Exercise requirements -
In the records below, pick out all lines containing the word "هیچگونه".
------------------------------------
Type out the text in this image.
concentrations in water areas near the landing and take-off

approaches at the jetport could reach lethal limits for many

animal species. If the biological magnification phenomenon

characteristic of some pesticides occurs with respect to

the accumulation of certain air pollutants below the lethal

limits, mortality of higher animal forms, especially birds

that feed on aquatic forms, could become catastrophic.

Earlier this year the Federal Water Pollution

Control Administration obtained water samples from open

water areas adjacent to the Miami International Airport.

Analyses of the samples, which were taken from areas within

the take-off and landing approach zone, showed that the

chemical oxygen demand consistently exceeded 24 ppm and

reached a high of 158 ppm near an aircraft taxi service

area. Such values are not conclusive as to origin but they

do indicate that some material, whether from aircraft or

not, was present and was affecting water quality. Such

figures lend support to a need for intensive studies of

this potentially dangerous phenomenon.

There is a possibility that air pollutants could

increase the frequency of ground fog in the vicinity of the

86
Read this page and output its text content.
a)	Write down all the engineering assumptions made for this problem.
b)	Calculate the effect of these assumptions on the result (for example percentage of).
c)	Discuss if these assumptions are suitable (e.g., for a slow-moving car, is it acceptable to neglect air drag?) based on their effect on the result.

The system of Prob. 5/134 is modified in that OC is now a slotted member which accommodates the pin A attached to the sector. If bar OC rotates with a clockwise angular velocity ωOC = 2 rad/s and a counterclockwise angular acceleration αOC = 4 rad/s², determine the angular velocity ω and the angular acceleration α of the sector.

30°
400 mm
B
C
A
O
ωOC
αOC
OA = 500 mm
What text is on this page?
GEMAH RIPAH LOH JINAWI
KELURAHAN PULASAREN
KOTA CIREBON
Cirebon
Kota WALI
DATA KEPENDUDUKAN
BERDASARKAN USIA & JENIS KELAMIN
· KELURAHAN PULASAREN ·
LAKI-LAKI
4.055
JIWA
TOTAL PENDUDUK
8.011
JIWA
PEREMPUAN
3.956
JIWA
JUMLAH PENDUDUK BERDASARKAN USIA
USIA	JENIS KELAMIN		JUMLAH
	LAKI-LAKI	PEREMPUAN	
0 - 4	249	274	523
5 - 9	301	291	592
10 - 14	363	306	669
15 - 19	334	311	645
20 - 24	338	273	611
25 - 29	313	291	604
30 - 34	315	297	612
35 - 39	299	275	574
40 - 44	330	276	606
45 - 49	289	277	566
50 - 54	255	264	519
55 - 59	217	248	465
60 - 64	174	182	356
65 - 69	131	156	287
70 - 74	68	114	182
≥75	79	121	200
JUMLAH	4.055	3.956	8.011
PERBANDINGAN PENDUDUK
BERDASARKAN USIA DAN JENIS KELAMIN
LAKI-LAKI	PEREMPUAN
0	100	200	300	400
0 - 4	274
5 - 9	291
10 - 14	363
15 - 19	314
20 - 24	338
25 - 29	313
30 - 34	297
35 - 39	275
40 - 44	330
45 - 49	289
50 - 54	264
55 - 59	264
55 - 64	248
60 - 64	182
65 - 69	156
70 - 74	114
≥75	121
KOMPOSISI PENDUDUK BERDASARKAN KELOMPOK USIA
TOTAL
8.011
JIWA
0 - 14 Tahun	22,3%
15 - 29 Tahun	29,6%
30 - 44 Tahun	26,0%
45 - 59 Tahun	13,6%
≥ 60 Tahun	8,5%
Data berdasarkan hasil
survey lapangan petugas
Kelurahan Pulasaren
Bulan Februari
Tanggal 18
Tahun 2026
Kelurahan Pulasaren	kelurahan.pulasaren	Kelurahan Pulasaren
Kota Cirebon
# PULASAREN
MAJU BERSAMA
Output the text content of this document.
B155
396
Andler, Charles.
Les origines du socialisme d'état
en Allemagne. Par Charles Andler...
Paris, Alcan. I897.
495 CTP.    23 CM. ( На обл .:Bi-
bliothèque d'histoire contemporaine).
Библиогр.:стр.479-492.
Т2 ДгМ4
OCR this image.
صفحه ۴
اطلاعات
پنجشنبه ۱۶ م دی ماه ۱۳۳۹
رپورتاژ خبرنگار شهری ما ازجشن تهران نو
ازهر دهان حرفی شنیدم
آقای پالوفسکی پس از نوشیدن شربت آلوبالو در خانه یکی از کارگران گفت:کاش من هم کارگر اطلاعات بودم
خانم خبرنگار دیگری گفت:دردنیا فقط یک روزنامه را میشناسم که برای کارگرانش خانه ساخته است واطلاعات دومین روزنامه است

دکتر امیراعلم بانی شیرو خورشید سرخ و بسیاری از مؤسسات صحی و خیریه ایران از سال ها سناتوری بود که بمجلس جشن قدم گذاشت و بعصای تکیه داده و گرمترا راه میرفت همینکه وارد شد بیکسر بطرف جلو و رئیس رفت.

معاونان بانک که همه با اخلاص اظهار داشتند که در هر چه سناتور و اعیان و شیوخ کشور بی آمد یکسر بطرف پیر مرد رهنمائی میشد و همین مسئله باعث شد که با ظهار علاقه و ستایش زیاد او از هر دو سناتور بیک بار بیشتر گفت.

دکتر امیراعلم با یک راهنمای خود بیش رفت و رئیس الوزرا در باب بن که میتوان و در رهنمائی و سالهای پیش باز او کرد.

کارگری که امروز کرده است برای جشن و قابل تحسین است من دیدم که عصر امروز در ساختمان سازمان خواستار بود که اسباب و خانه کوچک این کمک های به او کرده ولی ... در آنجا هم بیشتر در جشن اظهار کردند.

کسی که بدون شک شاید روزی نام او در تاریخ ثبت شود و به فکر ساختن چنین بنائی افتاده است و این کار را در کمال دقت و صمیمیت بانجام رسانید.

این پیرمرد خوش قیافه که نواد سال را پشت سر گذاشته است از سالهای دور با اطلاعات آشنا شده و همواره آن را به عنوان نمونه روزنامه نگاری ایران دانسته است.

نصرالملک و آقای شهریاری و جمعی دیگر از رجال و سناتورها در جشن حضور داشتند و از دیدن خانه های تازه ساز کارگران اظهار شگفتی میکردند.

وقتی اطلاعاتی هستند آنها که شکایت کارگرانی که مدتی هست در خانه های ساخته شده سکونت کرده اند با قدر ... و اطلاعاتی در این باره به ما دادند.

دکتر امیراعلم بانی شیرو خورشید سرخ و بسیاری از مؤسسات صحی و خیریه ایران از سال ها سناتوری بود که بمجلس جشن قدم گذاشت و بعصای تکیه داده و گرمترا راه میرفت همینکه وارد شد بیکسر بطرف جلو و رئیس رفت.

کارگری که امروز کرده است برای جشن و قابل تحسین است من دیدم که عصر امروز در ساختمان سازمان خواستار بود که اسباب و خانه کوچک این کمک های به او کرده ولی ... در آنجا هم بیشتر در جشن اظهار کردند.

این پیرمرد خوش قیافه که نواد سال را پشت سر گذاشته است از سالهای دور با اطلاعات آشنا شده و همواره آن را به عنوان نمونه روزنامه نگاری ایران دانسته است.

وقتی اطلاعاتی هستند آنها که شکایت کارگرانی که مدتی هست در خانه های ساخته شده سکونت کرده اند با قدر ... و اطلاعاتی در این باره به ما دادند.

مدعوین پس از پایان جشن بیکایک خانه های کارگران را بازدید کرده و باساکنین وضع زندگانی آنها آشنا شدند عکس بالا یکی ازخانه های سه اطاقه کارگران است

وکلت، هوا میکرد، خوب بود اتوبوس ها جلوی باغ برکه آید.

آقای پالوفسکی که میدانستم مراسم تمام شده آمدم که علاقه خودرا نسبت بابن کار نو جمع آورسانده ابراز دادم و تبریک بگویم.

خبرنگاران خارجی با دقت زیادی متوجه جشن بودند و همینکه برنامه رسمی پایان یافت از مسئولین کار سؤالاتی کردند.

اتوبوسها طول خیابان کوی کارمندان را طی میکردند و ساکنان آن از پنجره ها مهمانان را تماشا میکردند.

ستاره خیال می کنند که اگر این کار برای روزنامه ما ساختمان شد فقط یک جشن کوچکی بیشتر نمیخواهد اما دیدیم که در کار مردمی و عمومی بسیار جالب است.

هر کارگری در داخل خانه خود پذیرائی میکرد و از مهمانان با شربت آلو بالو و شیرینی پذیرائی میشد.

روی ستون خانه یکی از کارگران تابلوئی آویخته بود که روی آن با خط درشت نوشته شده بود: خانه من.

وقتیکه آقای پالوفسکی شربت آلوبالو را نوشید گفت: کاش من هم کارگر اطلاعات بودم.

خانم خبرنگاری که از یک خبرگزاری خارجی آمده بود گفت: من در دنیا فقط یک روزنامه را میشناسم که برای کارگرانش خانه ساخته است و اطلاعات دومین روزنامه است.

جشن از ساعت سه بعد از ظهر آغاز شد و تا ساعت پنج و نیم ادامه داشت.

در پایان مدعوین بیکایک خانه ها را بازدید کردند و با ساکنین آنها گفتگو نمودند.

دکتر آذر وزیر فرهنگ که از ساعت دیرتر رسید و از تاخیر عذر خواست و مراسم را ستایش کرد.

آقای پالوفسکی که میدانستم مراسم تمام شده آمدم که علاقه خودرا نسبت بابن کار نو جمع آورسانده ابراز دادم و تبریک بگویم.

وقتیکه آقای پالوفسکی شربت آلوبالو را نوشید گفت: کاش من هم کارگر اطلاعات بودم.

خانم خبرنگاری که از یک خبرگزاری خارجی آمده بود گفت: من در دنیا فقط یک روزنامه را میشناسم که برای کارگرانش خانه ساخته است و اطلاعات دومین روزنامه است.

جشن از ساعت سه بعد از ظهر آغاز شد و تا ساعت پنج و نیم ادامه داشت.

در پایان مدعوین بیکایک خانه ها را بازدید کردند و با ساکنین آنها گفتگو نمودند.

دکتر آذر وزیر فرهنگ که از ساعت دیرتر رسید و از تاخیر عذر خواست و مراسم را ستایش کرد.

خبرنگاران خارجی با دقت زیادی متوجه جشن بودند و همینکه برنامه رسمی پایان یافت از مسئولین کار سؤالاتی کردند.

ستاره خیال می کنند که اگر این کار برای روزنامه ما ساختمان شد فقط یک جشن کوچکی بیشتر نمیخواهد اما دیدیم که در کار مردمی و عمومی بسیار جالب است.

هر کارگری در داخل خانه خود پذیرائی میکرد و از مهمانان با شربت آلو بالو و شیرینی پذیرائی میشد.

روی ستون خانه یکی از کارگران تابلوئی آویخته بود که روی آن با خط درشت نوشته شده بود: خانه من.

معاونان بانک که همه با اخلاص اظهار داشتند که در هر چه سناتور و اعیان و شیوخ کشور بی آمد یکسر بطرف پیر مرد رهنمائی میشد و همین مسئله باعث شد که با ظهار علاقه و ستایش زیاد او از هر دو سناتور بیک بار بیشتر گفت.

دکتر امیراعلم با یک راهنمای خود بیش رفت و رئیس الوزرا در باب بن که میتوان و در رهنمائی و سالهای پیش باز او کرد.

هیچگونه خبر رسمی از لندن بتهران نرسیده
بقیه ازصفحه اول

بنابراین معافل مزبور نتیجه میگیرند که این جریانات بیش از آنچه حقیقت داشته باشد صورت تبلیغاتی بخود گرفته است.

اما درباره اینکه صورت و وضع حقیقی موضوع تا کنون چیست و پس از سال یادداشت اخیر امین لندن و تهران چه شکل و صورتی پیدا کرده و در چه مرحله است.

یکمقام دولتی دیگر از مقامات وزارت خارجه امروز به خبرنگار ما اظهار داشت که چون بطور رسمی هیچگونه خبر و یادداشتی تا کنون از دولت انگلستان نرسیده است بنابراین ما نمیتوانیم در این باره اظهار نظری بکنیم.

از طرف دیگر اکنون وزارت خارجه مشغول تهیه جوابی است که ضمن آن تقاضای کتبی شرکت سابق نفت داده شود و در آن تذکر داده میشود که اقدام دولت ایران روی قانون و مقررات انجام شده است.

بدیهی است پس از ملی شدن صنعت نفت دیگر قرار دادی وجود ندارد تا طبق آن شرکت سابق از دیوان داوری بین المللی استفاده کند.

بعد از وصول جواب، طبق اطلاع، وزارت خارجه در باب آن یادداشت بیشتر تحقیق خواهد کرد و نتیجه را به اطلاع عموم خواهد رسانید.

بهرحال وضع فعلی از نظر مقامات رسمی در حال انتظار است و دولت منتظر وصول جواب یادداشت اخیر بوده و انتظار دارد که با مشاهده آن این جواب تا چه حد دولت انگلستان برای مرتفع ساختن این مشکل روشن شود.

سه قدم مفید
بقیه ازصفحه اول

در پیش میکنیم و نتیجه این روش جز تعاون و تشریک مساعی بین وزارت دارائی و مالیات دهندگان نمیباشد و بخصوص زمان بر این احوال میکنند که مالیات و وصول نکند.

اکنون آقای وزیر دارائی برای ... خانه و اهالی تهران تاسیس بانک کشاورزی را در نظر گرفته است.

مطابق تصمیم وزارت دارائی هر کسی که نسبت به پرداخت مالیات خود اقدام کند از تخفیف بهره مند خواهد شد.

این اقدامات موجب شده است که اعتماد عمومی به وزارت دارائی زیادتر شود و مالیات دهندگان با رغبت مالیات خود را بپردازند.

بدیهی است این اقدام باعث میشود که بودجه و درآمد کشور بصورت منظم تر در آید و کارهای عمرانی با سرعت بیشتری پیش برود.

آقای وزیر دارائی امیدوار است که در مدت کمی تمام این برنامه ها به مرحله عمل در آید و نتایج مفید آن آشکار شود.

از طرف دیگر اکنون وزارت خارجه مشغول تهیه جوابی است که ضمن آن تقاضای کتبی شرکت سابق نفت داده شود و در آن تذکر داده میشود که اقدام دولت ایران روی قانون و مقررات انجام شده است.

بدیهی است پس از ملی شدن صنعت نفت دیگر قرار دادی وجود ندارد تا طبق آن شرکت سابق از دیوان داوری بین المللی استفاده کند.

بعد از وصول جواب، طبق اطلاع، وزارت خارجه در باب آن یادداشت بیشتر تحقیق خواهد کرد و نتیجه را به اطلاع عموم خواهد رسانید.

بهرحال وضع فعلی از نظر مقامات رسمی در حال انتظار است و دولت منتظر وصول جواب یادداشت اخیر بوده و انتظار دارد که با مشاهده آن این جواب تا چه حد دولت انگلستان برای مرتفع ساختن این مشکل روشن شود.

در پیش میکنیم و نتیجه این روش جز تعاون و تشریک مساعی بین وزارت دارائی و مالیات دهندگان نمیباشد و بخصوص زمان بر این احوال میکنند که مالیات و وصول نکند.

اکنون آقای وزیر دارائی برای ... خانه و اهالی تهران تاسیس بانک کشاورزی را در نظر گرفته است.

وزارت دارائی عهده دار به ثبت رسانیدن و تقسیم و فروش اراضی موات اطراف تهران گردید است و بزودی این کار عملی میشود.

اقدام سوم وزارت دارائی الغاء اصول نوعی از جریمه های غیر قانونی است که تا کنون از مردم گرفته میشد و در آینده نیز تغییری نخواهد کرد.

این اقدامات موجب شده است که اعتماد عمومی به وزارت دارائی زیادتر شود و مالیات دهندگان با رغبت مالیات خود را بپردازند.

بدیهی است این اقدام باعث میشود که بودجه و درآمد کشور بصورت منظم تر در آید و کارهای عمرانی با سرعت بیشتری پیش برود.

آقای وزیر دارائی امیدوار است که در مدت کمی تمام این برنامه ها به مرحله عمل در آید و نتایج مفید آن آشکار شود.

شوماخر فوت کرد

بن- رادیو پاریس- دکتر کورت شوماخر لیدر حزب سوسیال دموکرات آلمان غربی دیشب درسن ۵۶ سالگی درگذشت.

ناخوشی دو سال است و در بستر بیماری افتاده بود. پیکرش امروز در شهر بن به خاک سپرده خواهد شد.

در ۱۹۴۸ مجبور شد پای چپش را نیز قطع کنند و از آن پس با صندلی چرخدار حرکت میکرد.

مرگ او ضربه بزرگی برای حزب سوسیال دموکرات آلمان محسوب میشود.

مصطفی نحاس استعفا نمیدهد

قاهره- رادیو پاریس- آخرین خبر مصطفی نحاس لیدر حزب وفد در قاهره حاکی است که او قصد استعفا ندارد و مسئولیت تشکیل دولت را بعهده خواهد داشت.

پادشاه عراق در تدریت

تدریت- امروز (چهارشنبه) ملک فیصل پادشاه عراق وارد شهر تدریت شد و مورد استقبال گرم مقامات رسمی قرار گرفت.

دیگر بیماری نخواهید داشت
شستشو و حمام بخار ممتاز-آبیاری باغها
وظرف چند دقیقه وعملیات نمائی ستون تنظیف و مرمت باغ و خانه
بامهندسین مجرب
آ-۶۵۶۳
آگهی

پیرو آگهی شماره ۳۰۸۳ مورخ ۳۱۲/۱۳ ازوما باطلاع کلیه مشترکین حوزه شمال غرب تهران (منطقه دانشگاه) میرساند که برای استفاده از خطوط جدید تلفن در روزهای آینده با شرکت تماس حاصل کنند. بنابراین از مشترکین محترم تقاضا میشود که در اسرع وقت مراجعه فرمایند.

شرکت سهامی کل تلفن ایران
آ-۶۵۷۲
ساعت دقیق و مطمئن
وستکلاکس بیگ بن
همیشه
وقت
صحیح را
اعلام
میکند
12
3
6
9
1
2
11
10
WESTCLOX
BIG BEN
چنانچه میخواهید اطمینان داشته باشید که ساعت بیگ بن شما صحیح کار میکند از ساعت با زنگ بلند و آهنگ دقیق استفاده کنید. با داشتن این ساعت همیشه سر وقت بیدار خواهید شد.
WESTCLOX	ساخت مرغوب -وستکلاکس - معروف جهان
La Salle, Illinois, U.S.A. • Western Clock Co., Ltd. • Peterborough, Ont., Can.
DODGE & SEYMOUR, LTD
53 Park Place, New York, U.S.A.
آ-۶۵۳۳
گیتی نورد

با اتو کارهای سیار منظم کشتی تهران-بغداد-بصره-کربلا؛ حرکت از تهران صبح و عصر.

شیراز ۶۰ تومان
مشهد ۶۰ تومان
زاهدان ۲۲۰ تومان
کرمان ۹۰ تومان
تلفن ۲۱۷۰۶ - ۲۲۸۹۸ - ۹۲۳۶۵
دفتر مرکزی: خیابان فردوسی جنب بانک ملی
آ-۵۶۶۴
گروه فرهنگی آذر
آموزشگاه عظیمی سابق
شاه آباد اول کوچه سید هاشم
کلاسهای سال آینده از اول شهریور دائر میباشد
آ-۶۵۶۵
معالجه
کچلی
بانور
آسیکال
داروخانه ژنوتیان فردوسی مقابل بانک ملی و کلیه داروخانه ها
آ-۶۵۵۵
------------------------------------
Full answer -
هیچگونه خبر رسمی از لندن بتهران نرسیده
یکمقام دولتی دیگر از مقامات وزارت خارجه امروز به خبرنگار ما اظهار داشت که چون بطور رسمی هیچگونه خبر و یادداشتی تا کنون از دولت انگلستان نرسیده است بنابراین ما نمیتوانیم در این باره اظهار نظری بکنیم.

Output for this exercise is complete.